--- start Listing ---

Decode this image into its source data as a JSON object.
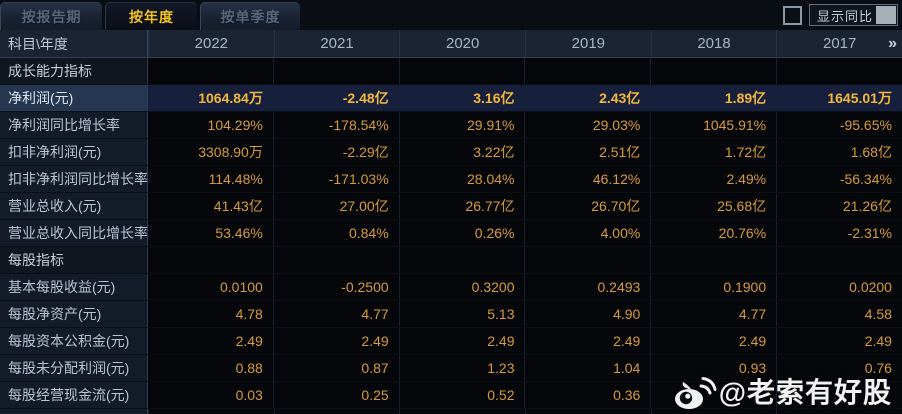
{
  "tabs": [
    {
      "label": "按报告期",
      "active": false
    },
    {
      "label": "按年度",
      "active": true
    },
    {
      "label": "按单季度",
      "active": false
    }
  ],
  "controls": {
    "show_yoy_label": "显示同比",
    "checkbox_checked": false
  },
  "table": {
    "corner_header": "科目\\年度",
    "years": [
      "2022",
      "2021",
      "2020",
      "2019",
      "2018",
      "2017"
    ],
    "more_icon": "»",
    "rows": [
      {
        "type": "section",
        "label": "成长能力指标"
      },
      {
        "type": "data",
        "highlight": true,
        "label": "净利润(元)",
        "values": [
          "1064.84万",
          "-2.48亿",
          "3.16亿",
          "2.43亿",
          "1.89亿",
          "1645.01万"
        ]
      },
      {
        "type": "data",
        "highlight": false,
        "label": "净利润同比增长率",
        "values": [
          "104.29%",
          "-178.54%",
          "29.91%",
          "29.03%",
          "1045.91%",
          "-95.65%"
        ]
      },
      {
        "type": "data",
        "highlight": false,
        "label": "扣非净利润(元)",
        "values": [
          "3308.90万",
          "-2.29亿",
          "3.22亿",
          "2.51亿",
          "1.72亿",
          "1.68亿"
        ]
      },
      {
        "type": "data",
        "highlight": false,
        "label": "扣非净利润同比增长率",
        "values": [
          "114.48%",
          "-171.03%",
          "28.04%",
          "46.12%",
          "2.49%",
          "-56.34%"
        ]
      },
      {
        "type": "data",
        "highlight": false,
        "label": "营业总收入(元)",
        "values": [
          "41.43亿",
          "27.00亿",
          "26.77亿",
          "26.70亿",
          "25.68亿",
          "21.26亿"
        ]
      },
      {
        "type": "data",
        "highlight": false,
        "label": "营业总收入同比增长率",
        "values": [
          "53.46%",
          "0.84%",
          "0.26%",
          "4.00%",
          "20.76%",
          "-2.31%"
        ]
      },
      {
        "type": "section",
        "label": "每股指标"
      },
      {
        "type": "data",
        "highlight": false,
        "label": "基本每股收益(元)",
        "values": [
          "0.0100",
          "-0.2500",
          "0.3200",
          "0.2493",
          "0.1900",
          "0.0200"
        ]
      },
      {
        "type": "data",
        "highlight": false,
        "label": "每股净资产(元)",
        "values": [
          "4.78",
          "4.77",
          "5.13",
          "4.90",
          "4.77",
          "4.58"
        ]
      },
      {
        "type": "data",
        "highlight": false,
        "label": "每股资本公积金(元)",
        "values": [
          "2.49",
          "2.49",
          "2.49",
          "2.49",
          "2.49",
          "2.49"
        ]
      },
      {
        "type": "data",
        "highlight": false,
        "label": "每股未分配利润(元)",
        "values": [
          "0.88",
          "0.87",
          "1.23",
          "1.04",
          "0.93",
          "0.76"
        ]
      },
      {
        "type": "data",
        "highlight": false,
        "label": "每股经营现金流(元)",
        "values": [
          "0.03",
          "0.25",
          "0.52",
          "0.36",
          "",
          ""
        ]
      }
    ]
  },
  "watermark": {
    "text": "@老索有好股"
  },
  "colors": {
    "accent_gold": "#f3c41e",
    "value_gold": "#d89b3c",
    "highlight_value_gold": "#f4b73e",
    "highlight_row_bg": "#161f3c",
    "header_bg": "#1a2433",
    "label_cell_bg": "#131b28"
  }
}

--- end Listing ---

▸ Exercise task
Transcribe each entry precisely as given, leaving the pictures out.

▸ Correct response
Decode this image into its source data as a JSON object.
{
  "tabs": [
    {
      "label": "按报告期",
      "active": false
    },
    {
      "label": "按年度",
      "active": true
    },
    {
      "label": "按单季度",
      "active": false
    }
  ],
  "controls": {
    "show_yoy_label": "显示同比",
    "checkbox_checked": false
  },
  "table": {
    "corner_header": "科目\\年度",
    "years": [
      "2022",
      "2021",
      "2020",
      "2019",
      "2018",
      "2017"
    ],
    "more_icon": "»",
    "rows": [
      {
        "type": "section",
        "label": "成长能力指标"
      },
      {
        "type": "data",
        "highlight": true,
        "label": "净利润(元)",
        "values": [
          "1064.84万",
          "-2.48亿",
          "3.16亿",
          "2.43亿",
          "1.89亿",
          "1645.01万"
        ]
      },
      {
        "type": "data",
        "highlight": false,
        "label": "净利润同比增长率",
        "values": [
          "104.29%",
          "-178.54%",
          "29.91%",
          "29.03%",
          "1045.91%",
          "-95.65%"
        ]
      },
      {
        "type": "data",
        "highlight": false,
        "label": "扣非净利润(元)",
        "values": [
          "3308.90万",
          "-2.29亿",
          "3.22亿",
          "2.51亿",
          "1.72亿",
          "1.68亿"
        ]
      },
      {
        "type": "data",
        "highlight": false,
        "label": "扣非净利润同比增长率",
        "values": [
          "114.48%",
          "-171.03%",
          "28.04%",
          "46.12%",
          "2.49%",
          "-56.34%"
        ]
      },
      {
        "type": "data",
        "highlight": false,
        "label": "营业总收入(元)",
        "values": [
          "41.43亿",
          "27.00亿",
          "26.77亿",
          "26.70亿",
          "25.68亿",
          "21.26亿"
        ]
      },
      {
        "type": "data",
        "highlight": false,
        "label": "营业总收入同比增长率",
        "values": [
          "53.46%",
          "0.84%",
          "0.26%",
          "4.00%",
          "20.76%",
          "-2.31%"
        ]
      },
      {
        "type": "section",
        "label": "每股指标"
      },
      {
        "type": "data",
        "highlight": false,
        "label": "基本每股收益(元)",
        "values": [
          "0.0100",
          "-0.2500",
          "0.3200",
          "0.2493",
          "0.1900",
          "0.0200"
        ]
      },
      {
        "type": "data",
        "highlight": false,
        "label": "每股净资产(元)",
        "values": [
          "4.78",
          "4.77",
          "5.13",
          "4.90",
          "4.77",
          "4.58"
        ]
      },
      {
        "type": "data",
        "highlight": false,
        "label": "每股资本公积金(元)",
        "values": [
          "2.49",
          "2.49",
          "2.49",
          "2.49",
          "2.49",
          "2.49"
        ]
      },
      {
        "type": "data",
        "highlight": false,
        "label": "每股未分配利润(元)",
        "values": [
          "0.88",
          "0.87",
          "1.23",
          "1.04",
          "0.93",
          "0.76"
        ]
      },
      {
        "type": "data",
        "highlight": false,
        "label": "每股经营现金流(元)",
        "values": [
          "0.03",
          "0.25",
          "0.52",
          "0.36",
          "",
          ""
        ]
      }
    ]
  },
  "watermark": {
    "text": "@老索有好股"
  },
  "colors": {
    "accent_gold": "#f3c41e",
    "value_gold": "#d89b3c",
    "highlight_value_gold": "#f4b73e",
    "highlight_row_bg": "#161f3c",
    "header_bg": "#1a2433",
    "label_cell_bg": "#131b28"
  }
}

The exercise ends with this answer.